Your answer should be one number: the count of lines in these entries that hold the word "funkce".

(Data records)
** begin **

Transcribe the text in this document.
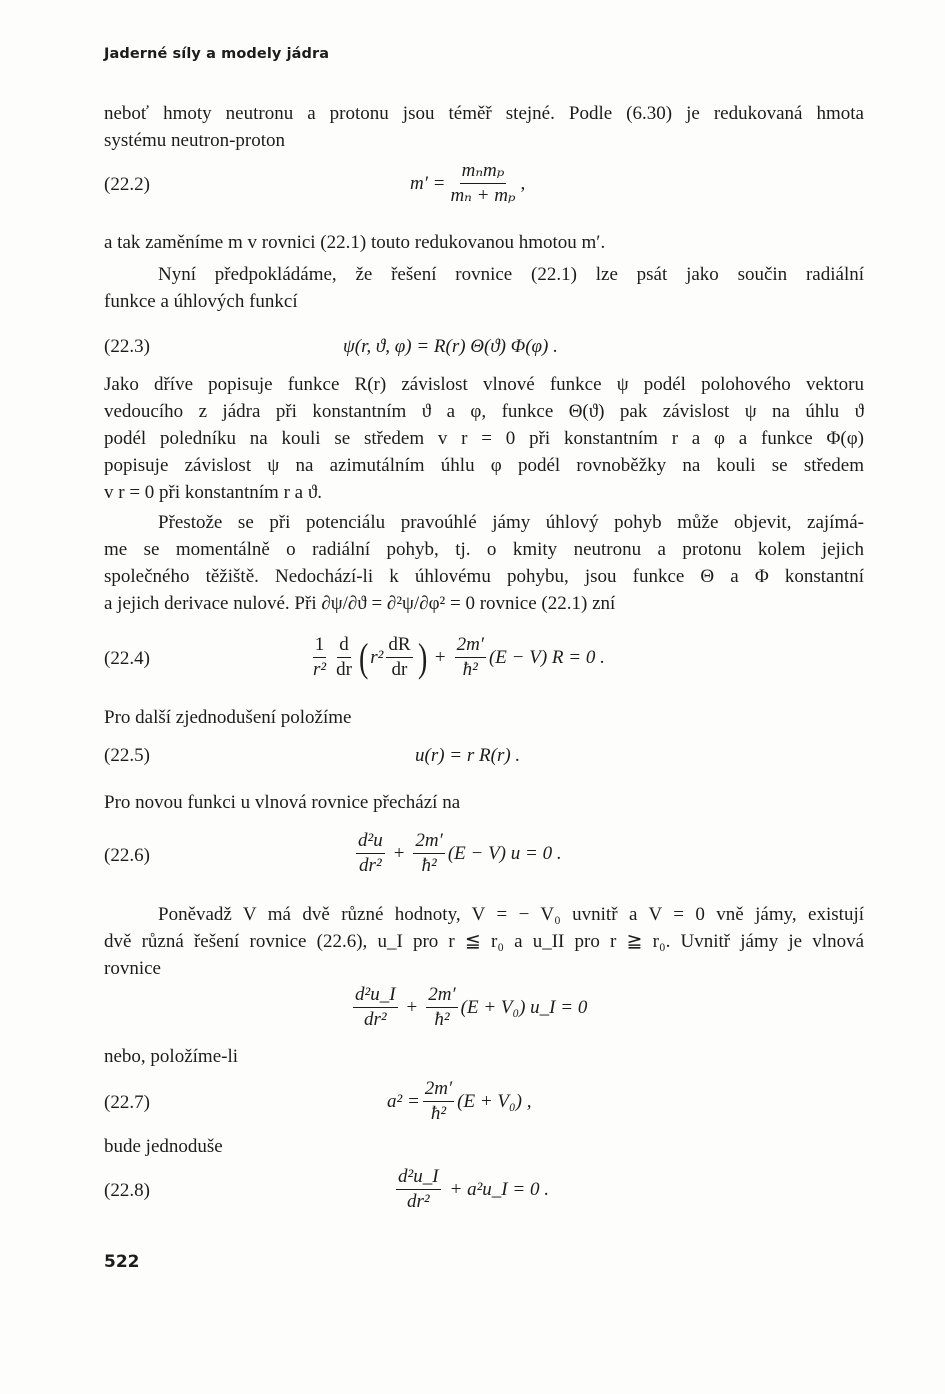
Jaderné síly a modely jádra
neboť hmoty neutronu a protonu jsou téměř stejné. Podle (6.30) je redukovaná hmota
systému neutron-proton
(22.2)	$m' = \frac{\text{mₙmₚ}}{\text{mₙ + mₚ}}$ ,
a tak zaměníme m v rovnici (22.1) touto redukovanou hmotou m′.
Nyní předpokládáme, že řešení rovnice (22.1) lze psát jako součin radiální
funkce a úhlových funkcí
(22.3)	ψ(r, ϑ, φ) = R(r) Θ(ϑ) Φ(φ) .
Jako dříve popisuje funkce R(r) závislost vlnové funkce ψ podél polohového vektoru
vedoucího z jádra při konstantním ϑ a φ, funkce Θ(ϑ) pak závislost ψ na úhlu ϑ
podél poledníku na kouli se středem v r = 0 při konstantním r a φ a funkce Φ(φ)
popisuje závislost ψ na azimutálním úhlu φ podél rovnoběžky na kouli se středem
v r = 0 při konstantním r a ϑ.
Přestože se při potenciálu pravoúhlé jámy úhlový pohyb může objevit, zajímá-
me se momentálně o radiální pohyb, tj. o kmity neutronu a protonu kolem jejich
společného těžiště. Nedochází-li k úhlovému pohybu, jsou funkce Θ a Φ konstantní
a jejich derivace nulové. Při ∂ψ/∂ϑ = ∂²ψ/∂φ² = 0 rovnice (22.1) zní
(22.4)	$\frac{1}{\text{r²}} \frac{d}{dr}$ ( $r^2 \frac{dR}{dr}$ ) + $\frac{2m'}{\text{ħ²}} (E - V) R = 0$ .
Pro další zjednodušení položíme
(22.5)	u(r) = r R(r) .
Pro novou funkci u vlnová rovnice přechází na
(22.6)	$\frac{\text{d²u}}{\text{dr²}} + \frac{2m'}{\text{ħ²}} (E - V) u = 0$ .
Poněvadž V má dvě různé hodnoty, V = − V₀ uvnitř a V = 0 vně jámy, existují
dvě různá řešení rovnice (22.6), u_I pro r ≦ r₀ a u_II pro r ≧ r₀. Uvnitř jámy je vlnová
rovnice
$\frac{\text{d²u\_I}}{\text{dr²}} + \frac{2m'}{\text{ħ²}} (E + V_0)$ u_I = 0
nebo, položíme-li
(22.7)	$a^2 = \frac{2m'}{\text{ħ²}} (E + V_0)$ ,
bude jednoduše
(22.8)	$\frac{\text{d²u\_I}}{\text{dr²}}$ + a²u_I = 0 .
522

** end **

▶ **The reply**
5